Records from a collection:
★ ★ ★ ★ ★ ★ ★

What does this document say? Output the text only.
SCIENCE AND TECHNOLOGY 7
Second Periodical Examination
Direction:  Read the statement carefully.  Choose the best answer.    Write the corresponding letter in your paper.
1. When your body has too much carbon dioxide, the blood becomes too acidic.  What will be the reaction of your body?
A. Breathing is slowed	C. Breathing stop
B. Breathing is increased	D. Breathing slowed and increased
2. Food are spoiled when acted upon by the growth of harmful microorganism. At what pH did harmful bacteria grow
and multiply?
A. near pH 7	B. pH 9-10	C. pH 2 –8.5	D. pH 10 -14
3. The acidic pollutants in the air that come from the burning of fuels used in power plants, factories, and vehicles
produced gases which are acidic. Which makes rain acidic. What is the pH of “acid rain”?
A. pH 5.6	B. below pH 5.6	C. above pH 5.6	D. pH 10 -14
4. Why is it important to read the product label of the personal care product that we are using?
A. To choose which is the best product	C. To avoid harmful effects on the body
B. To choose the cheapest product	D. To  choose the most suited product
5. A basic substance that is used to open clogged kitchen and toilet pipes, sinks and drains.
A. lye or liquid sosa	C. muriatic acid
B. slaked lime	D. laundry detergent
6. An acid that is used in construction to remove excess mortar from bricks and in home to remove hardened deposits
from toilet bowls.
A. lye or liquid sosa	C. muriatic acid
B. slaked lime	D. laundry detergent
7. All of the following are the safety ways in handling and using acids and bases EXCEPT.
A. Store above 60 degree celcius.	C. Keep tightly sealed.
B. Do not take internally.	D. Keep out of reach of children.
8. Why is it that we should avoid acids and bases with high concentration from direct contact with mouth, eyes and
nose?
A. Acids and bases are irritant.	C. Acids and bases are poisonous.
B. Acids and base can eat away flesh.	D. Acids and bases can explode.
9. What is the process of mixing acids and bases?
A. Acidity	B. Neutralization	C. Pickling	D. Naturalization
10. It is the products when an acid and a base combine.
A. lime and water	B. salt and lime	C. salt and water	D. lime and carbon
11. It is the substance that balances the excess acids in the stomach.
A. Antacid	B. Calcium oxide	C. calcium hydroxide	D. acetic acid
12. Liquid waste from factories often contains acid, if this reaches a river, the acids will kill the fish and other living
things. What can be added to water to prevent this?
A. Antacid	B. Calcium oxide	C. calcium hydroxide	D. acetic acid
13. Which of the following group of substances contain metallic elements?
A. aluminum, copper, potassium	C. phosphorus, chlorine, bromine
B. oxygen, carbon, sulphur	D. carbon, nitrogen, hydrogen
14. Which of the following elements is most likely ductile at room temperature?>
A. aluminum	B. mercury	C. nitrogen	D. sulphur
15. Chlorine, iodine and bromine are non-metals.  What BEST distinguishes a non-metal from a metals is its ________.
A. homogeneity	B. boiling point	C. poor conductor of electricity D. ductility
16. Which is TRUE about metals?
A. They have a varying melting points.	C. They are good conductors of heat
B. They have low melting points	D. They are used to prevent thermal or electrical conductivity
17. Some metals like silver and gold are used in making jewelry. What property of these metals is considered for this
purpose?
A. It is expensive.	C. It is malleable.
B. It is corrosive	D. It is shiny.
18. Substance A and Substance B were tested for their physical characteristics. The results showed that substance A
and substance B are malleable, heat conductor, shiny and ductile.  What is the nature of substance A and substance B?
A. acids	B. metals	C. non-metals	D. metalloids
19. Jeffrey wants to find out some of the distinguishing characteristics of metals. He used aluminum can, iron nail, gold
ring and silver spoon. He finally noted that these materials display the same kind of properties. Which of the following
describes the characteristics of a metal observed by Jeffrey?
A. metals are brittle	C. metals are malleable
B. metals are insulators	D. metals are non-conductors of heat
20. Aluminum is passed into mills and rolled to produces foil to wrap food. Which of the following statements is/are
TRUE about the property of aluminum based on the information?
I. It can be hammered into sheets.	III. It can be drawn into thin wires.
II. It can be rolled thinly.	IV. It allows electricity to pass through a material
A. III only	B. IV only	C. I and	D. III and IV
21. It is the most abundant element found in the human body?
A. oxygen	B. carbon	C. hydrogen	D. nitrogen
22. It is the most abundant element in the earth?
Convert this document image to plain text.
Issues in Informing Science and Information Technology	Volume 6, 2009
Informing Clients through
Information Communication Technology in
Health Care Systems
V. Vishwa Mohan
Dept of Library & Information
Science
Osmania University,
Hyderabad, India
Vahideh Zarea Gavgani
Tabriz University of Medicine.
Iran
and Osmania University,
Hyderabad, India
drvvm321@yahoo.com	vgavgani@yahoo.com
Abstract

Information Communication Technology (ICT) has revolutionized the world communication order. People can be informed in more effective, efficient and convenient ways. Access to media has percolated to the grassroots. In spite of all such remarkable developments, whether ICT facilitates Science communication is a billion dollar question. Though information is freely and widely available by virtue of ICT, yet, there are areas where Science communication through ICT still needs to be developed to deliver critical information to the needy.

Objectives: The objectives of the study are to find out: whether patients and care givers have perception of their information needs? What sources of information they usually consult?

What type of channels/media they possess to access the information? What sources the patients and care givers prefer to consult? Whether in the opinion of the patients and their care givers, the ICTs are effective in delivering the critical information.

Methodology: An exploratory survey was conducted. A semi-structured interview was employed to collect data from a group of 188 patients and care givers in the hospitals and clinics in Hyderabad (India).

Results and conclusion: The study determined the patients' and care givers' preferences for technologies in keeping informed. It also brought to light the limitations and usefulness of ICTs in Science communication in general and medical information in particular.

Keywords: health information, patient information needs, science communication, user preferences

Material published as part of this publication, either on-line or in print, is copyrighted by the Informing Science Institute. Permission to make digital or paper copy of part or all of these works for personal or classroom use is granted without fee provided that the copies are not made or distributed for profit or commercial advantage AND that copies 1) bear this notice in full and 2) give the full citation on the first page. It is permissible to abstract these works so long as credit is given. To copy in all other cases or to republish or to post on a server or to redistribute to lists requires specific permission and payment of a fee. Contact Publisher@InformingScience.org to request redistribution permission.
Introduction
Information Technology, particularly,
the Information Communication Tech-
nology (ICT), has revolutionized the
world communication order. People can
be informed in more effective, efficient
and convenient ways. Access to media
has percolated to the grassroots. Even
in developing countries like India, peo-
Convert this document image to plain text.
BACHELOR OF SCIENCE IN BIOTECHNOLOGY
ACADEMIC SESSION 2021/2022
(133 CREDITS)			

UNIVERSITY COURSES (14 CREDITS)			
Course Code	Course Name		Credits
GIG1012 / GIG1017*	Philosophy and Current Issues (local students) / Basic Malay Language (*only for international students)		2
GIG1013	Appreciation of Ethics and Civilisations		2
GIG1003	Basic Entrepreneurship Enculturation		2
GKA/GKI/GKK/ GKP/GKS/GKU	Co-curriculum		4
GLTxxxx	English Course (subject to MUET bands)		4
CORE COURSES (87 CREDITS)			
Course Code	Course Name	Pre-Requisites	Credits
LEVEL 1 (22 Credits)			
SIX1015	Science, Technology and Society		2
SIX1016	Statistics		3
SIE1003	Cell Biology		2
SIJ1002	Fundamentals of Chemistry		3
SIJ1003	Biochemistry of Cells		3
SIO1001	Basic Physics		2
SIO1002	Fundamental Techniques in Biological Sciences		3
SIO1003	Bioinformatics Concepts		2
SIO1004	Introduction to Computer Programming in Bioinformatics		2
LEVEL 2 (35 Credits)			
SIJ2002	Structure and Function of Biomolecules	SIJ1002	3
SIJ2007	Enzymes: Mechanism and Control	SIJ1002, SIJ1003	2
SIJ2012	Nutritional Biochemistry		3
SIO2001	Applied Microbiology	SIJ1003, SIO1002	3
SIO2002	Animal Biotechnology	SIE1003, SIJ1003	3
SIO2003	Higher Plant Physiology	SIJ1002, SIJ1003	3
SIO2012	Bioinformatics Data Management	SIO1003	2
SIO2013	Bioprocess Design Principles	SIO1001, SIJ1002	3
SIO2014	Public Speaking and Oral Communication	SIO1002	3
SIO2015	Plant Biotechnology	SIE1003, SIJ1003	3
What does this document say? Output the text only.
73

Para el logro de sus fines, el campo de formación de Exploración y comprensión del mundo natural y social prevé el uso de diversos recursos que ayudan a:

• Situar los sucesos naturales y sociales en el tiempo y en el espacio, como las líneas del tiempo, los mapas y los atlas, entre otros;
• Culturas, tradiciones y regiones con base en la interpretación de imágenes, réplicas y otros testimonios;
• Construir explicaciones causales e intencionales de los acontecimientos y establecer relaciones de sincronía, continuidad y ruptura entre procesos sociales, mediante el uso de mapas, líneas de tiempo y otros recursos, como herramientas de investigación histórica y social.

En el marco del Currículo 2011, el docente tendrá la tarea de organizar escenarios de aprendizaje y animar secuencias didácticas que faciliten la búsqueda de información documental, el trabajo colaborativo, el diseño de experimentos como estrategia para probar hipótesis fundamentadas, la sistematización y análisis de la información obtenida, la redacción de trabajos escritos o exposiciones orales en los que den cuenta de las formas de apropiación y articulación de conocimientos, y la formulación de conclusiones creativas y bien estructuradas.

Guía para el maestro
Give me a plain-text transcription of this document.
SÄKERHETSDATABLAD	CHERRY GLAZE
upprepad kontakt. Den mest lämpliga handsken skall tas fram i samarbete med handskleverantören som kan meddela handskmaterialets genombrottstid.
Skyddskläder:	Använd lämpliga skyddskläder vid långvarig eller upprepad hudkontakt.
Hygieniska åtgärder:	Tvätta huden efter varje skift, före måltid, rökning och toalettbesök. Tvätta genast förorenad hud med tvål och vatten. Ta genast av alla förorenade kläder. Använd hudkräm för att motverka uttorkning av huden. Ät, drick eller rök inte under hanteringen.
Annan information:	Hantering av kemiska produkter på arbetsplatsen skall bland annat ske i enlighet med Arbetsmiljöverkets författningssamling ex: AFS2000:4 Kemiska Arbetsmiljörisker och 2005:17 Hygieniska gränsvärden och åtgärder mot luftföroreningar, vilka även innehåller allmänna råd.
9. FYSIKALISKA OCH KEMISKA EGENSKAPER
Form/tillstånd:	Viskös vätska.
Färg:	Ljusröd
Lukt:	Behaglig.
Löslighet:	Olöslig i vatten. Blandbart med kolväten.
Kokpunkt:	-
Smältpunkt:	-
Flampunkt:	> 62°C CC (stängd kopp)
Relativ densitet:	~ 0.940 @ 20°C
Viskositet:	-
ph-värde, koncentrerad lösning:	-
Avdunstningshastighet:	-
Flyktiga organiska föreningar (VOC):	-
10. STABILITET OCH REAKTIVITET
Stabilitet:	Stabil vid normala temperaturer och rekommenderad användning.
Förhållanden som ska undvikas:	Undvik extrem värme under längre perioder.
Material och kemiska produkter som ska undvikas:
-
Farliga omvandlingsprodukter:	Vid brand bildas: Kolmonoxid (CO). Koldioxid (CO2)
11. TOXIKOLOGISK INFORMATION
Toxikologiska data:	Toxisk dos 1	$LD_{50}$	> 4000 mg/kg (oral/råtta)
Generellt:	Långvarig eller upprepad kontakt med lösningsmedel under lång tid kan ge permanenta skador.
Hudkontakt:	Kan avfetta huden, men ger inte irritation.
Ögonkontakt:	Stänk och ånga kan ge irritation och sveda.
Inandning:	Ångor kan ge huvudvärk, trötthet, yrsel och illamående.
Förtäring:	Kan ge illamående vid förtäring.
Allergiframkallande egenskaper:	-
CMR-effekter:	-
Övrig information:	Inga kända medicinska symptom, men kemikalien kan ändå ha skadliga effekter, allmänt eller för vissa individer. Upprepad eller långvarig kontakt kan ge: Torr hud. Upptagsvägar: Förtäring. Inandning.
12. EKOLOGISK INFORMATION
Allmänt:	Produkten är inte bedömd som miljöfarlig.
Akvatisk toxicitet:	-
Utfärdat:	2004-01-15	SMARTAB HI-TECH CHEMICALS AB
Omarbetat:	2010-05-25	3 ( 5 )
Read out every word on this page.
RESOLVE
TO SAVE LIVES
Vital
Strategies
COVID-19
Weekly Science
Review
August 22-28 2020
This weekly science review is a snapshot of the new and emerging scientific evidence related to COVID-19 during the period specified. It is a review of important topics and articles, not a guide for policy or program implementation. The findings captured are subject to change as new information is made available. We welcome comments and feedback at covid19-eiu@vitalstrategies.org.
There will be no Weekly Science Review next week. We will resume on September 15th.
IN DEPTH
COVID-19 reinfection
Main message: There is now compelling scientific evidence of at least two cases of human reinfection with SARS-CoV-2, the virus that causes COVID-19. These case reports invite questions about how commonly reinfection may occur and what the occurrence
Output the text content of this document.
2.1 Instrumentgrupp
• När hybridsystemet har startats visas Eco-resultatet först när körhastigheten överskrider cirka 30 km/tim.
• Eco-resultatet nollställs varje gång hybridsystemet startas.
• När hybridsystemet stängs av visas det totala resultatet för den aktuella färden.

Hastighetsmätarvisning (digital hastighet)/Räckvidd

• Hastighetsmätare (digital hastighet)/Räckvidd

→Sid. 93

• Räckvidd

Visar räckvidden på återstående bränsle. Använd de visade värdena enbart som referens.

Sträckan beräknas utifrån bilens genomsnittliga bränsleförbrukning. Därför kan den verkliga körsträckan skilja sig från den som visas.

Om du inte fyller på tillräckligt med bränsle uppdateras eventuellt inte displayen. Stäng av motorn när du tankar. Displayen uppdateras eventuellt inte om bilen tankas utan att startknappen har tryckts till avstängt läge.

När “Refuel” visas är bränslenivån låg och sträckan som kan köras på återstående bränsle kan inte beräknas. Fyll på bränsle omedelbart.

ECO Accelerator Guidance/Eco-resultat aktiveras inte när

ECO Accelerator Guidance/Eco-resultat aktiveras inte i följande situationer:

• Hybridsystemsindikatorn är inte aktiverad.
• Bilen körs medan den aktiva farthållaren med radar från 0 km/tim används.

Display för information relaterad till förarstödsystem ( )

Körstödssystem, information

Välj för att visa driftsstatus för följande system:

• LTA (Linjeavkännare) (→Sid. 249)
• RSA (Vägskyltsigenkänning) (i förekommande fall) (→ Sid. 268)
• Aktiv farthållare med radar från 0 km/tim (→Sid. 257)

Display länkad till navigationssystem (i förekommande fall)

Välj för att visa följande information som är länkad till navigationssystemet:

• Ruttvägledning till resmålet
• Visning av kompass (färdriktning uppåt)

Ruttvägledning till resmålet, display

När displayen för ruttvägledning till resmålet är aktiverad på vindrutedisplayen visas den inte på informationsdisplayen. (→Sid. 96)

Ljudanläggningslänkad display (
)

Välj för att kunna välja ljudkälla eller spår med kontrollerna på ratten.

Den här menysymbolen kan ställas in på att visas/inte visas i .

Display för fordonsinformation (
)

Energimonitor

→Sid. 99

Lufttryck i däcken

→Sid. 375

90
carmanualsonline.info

★ ★ ★ ★ ★ ★ ★

▶ [Prompt]:
Reproduce the line that contains "Output the text content of this document." and each line after it through the last line of the entries above, exactly; leave out all earlier lines.

▶ [Problem solution]:
Output the text content of this document.
2.1 Instrumentgrupp
• När hybridsystemet har startats visas Eco-resultatet först när körhastigheten överskrider cirka 30 km/tim.
• Eco-resultatet nollställs varje gång hybridsystemet startas.
• När hybridsystemet stängs av visas det totala resultatet för den aktuella färden.

Hastighetsmätarvisning (digital hastighet)/Räckvidd

• Hastighetsmätare (digital hastighet)/Räckvidd

→Sid. 93

• Räckvidd

Visar räckvidden på återstående bränsle. Använd de visade värdena enbart som referens.

Sträckan beräknas utifrån bilens genomsnittliga bränsleförbrukning. Därför kan den verkliga körsträckan skilja sig från den som visas.

Om du inte fyller på tillräckligt med bränsle uppdateras eventuellt inte displayen. Stäng av motorn när du tankar. Displayen uppdateras eventuellt inte om bilen tankas utan att startknappen har tryckts till avstängt läge.

När “Refuel” visas är bränslenivån låg och sträckan som kan köras på återstående bränsle kan inte beräknas. Fyll på bränsle omedelbart.

ECO Accelerator Guidance/Eco-resultat aktiveras inte när

ECO Accelerator Guidance/Eco-resultat aktiveras inte i följande situationer:

• Hybridsystemsindikatorn är inte aktiverad.
• Bilen körs medan den aktiva farthållaren med radar från 0 km/tim används.

Display för information relaterad till förarstödsystem ( )

Körstödssystem, information

Välj för att visa driftsstatus för följande system:

• LTA (Linjeavkännare) (→Sid. 249)
• RSA (Vägskyltsigenkänning) (i förekommande fall) (→ Sid. 268)
• Aktiv farthållare med radar från 0 km/tim (→Sid. 257)

Display länkad till navigationssystem (i förekommande fall)

Välj för att visa följande information som är länkad till navigationssystemet:

• Ruttvägledning till resmålet
• Visning av kompass (färdriktning uppåt)

Ruttvägledning till resmålet, display

När displayen för ruttvägledning till resmålet är aktiverad på vindrutedisplayen visas den inte på informationsdisplayen. (→Sid. 96)

Ljudanläggningslänkad display (
)

Välj för att kunna välja ljudkälla eller spår med kontrollerna på ratten.

Den här menysymbolen kan ställas in på att visas/inte visas i .

Display för fordonsinformation (
)

Energimonitor

→Sid. 99

Lufttryck i däcken

→Sid. 375

90
carmanualsonline.info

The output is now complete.